Objective:
Every record must be repeated exactly, with no omission.

━━━━━ Provided records ━━━━━

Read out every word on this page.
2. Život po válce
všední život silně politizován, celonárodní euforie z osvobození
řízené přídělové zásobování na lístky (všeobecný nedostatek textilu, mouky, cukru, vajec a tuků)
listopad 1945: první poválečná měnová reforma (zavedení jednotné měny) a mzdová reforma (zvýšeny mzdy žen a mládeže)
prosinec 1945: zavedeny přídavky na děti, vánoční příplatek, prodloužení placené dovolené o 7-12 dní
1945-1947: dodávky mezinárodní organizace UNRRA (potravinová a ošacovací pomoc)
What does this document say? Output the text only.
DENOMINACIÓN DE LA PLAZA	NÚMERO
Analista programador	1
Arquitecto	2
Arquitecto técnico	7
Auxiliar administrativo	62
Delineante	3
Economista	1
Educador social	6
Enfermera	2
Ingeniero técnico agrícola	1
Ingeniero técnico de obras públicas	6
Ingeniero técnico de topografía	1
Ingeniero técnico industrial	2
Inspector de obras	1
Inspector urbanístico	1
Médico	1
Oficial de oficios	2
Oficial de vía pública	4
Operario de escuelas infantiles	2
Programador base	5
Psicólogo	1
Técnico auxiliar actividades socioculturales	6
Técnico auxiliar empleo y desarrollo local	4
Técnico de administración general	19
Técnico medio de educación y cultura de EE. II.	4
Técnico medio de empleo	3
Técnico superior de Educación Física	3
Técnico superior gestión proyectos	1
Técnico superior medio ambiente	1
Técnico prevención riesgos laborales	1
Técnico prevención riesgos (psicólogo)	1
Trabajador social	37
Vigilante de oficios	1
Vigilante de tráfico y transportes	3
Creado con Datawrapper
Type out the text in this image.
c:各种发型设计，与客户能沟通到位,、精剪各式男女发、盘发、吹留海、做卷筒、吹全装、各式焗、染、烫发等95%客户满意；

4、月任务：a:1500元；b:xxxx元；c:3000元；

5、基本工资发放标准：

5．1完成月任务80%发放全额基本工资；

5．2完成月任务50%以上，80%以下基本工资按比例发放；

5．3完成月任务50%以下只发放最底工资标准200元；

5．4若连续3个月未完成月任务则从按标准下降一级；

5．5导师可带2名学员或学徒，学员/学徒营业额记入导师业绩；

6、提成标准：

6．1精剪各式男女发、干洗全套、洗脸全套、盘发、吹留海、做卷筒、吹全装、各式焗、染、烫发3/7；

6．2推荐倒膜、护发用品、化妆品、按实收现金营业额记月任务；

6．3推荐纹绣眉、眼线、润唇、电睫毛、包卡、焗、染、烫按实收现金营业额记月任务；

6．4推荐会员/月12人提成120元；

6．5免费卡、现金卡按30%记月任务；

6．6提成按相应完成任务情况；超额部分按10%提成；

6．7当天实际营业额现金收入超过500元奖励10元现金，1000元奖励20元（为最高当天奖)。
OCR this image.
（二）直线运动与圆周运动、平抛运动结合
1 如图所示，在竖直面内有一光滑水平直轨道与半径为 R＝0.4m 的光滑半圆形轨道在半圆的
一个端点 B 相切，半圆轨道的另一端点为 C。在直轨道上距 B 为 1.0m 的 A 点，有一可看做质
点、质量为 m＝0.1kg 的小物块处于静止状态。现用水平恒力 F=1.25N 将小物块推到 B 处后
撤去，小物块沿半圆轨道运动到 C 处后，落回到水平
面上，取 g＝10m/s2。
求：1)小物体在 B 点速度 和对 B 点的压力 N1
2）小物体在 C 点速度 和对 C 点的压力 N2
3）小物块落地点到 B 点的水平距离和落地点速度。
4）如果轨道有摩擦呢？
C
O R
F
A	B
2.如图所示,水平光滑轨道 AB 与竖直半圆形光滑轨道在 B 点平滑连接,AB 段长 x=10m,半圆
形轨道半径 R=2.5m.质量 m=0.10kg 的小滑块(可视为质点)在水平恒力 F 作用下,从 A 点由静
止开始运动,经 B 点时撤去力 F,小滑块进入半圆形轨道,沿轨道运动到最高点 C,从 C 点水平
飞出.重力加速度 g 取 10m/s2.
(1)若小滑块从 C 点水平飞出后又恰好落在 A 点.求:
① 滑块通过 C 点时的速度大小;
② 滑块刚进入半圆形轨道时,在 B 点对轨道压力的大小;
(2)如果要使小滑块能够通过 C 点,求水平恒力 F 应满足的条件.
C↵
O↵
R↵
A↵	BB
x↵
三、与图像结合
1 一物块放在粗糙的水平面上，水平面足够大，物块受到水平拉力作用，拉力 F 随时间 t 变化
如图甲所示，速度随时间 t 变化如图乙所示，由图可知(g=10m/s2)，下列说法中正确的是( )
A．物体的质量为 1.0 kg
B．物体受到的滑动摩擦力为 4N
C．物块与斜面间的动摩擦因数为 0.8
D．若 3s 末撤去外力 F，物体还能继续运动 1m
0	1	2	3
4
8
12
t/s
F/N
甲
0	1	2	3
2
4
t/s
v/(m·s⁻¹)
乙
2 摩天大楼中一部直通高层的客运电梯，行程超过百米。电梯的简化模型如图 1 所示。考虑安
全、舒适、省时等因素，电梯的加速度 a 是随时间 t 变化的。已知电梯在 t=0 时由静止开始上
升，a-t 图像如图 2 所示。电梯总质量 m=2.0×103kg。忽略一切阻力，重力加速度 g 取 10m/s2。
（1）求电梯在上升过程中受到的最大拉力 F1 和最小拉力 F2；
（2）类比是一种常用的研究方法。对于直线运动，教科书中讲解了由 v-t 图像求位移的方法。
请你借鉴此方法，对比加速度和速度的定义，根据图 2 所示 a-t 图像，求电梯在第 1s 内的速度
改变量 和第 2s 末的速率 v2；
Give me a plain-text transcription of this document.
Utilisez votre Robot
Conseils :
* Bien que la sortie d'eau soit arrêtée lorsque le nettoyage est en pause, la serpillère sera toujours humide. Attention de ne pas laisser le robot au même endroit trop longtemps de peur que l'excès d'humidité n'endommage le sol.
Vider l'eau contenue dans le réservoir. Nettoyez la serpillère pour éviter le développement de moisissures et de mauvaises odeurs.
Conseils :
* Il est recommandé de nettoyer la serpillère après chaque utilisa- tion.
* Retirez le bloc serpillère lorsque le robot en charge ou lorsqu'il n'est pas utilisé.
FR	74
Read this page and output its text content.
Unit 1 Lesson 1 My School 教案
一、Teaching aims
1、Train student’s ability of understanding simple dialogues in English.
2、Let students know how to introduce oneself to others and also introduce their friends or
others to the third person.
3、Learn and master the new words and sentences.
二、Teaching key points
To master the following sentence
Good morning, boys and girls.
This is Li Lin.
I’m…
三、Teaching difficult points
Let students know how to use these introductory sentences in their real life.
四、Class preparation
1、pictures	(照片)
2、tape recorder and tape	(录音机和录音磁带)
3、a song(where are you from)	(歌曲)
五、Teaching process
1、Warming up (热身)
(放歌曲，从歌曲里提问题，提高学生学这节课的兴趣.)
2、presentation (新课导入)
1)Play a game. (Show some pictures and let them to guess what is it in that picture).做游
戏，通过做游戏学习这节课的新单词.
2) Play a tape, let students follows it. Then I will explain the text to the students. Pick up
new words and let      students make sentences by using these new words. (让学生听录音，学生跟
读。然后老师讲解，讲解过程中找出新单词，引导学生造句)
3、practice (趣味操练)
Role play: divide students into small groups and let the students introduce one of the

━━━━━

The output:
Read out every word on this page.
2. Život po válce
všední život silně politizován, celonárodní euforie z osvobození
řízené přídělové zásobování na lístky (všeobecný nedostatek textilu, mouky, cukru, vajec a tuků)
listopad 1945: první poválečná měnová reforma (zavedení jednotné měny) a mzdová reforma (zvýšeny mzdy žen a mládeže)
prosinec 1945: zavedeny přídavky na děti, vánoční příplatek, prodloužení placené dovolené o 7-12 dní
1945-1947: dodávky mezinárodní organizace UNRRA (potravinová a ošacovací pomoc)
What does this document say? Output the text only.
DENOMINACIÓN DE LA PLAZA	NÚMERO
Analista programador	1
Arquitecto	2
Arquitecto técnico	7
Auxiliar administrativo	62
Delineante	3
Economista	1
Educador social	6
Enfermera	2
Ingeniero técnico agrícola	1
Ingeniero técnico de obras públicas	6
Ingeniero técnico de topografía	1
Ingeniero técnico industrial	2
Inspector de obras	1
Inspector urbanístico	1
Médico	1
Oficial de oficios	2
Oficial de vía pública	4
Operario de escuelas infantiles	2
Programador base	5
Psicólogo	1
Técnico auxiliar actividades socioculturales	6
Técnico auxiliar empleo y desarrollo local	4
Técnico de administración general	19
Técnico medio de educación y cultura de EE. II.	4
Técnico medio de empleo	3
Técnico superior de Educación Física	3
Técnico superior gestión proyectos	1
Técnico superior medio ambiente	1
Técnico prevención riesgos laborales	1
Técnico prevención riesgos (psicólogo)	1
Trabajador social	37
Vigilante de oficios	1
Vigilante de tráfico y transportes	3
Creado con Datawrapper
Type out the text in this image.
c:各种发型设计，与客户能沟通到位,、精剪各式男女发、盘发、吹留海、做卷筒、吹全装、各式焗、染、烫发等95%客户满意；

4、月任务：a:1500元；b:xxxx元；c:3000元；

5、基本工资发放标准：

5．1完成月任务80%发放全额基本工资；

5．2完成月任务50%以上，80%以下基本工资按比例发放；

5．3完成月任务50%以下只发放最底工资标准200元；

5．4若连续3个月未完成月任务则从按标准下降一级；

5．5导师可带2名学员或学徒，学员/学徒营业额记入导师业绩；

6、提成标准：

6．1精剪各式男女发、干洗全套、洗脸全套、盘发、吹留海、做卷筒、吹全装、各式焗、染、烫发3/7；

6．2推荐倒膜、护发用品、化妆品、按实收现金营业额记月任务；

6．3推荐纹绣眉、眼线、润唇、电睫毛、包卡、焗、染、烫按实收现金营业额记月任务；

6．4推荐会员/月12人提成120元；

6．5免费卡、现金卡按30%记月任务；

6．6提成按相应完成任务情况；超额部分按10%提成；

6．7当天实际营业额现金收入超过500元奖励10元现金，1000元奖励20元（为最高当天奖)。
OCR this image.
（二）直线运动与圆周运动、平抛运动结合
1 如图所示，在竖直面内有一光滑水平直轨道与半径为 R＝0.4m 的光滑半圆形轨道在半圆的
一个端点 B 相切，半圆轨道的另一端点为 C。在直轨道上距 B 为 1.0m 的 A 点，有一可看做质
点、质量为 m＝0.1kg 的小物块处于静止状态。现用水平恒力 F=1.25N 将小物块推到 B 处后
撤去，小物块沿半圆轨道运动到 C 处后，落回到水平
面上，取 g＝10m/s2。
求：1)小物体在 B 点速度 和对 B 点的压力 N1
2）小物体在 C 点速度 和对 C 点的压力 N2
3）小物块落地点到 B 点的水平距离和落地点速度。
4）如果轨道有摩擦呢？
C
O R
F
A	B
2.如图所示,水平光滑轨道 AB 与竖直半圆形光滑轨道在 B 点平滑连接,AB 段长 x=10m,半圆
形轨道半径 R=2.5m.质量 m=0.10kg 的小滑块(可视为质点)在水平恒力 F 作用下,从 A 点由静
止开始运动,经 B 点时撤去力 F,小滑块进入半圆形轨道,沿轨道运动到最高点 C,从 C 点水平
飞出.重力加速度 g 取 10m/s2.
(1)若小滑块从 C 点水平飞出后又恰好落在 A 点.求:
① 滑块通过 C 点时的速度大小;
② 滑块刚进入半圆形轨道时,在 B 点对轨道压力的大小;
(2)如果要使小滑块能够通过 C 点,求水平恒力 F 应满足的条件.
C↵
O↵
R↵
A↵	BB
x↵
三、与图像结合
1 一物块放在粗糙的水平面上，水平面足够大，物块受到水平拉力作用，拉力 F 随时间 t 变化
如图甲所示，速度随时间 t 变化如图乙所示，由图可知(g=10m/s2)，下列说法中正确的是( )
A．物体的质量为 1.0 kg
B．物体受到的滑动摩擦力为 4N
C．物块与斜面间的动摩擦因数为 0.8
D．若 3s 末撤去外力 F，物体还能继续运动 1m
0	1	2	3
4
8
12
t/s
F/N
甲
0	1	2	3
2
4
t/s
v/(m·s⁻¹)
乙
2 摩天大楼中一部直通高层的客运电梯，行程超过百米。电梯的简化模型如图 1 所示。考虑安
全、舒适、省时等因素，电梯的加速度 a 是随时间 t 变化的。已知电梯在 t=0 时由静止开始上
升，a-t 图像如图 2 所示。电梯总质量 m=2.0×103kg。忽略一切阻力，重力加速度 g 取 10m/s2。
（1）求电梯在上升过程中受到的最大拉力 F1 和最小拉力 F2；
（2）类比是一种常用的研究方法。对于直线运动，教科书中讲解了由 v-t 图像求位移的方法。
请你借鉴此方法，对比加速度和速度的定义，根据图 2 所示 a-t 图像，求电梯在第 1s 内的速度
改变量 和第 2s 末的速率 v2；
Give me a plain-text transcription of this document.
Utilisez votre Robot
Conseils :
* Bien que la sortie d'eau soit arrêtée lorsque le nettoyage est en pause, la serpillère sera toujours humide. Attention de ne pas laisser le robot au même endroit trop longtemps de peur que l'excès d'humidité n'endommage le sol.
Vider l'eau contenue dans le réservoir. Nettoyez la serpillère pour éviter le développement de moisissures et de mauvaises odeurs.
Conseils :
* Il est recommandé de nettoyer la serpillère après chaque utilisa- tion.
* Retirez le bloc serpillère lorsque le robot en charge ou lorsqu'il n'est pas utilisé.
FR	74
Read this page and output its text content.
Unit 1 Lesson 1 My School 教案
一、Teaching aims
1、Train student’s ability of understanding simple dialogues in English.
2、Let students know how to introduce oneself to others and also introduce their friends or
others to the third person.
3、Learn and master the new words and sentences.
二、Teaching key points
To master the following sentence
Good morning, boys and girls.
This is Li Lin.
I’m…
三、Teaching difficult points
Let students know how to use these introductory sentences in their real life.
四、Class preparation
1、pictures	(照片)
2、tape recorder and tape	(录音机和录音磁带)
3、a song(where are you from)	(歌曲)
五、Teaching process
1、Warming up (热身)
(放歌曲，从歌曲里提问题，提高学生学这节课的兴趣.)
2、presentation (新课导入)
1)Play a game. (Show some pictures and let them to guess what is it in that picture).做游
戏，通过做游戏学习这节课的新单词.
2) Play a tape, let students follows it. Then I will explain the text to the students. Pick up
new words and let      students make sentences by using these new words. (让学生听录音，学生跟
读。然后老师讲解，讲解过程中找出新单词，引导学生造句)
3、practice (趣味操练)
Role play: divide students into small groups and let the students introduce one of the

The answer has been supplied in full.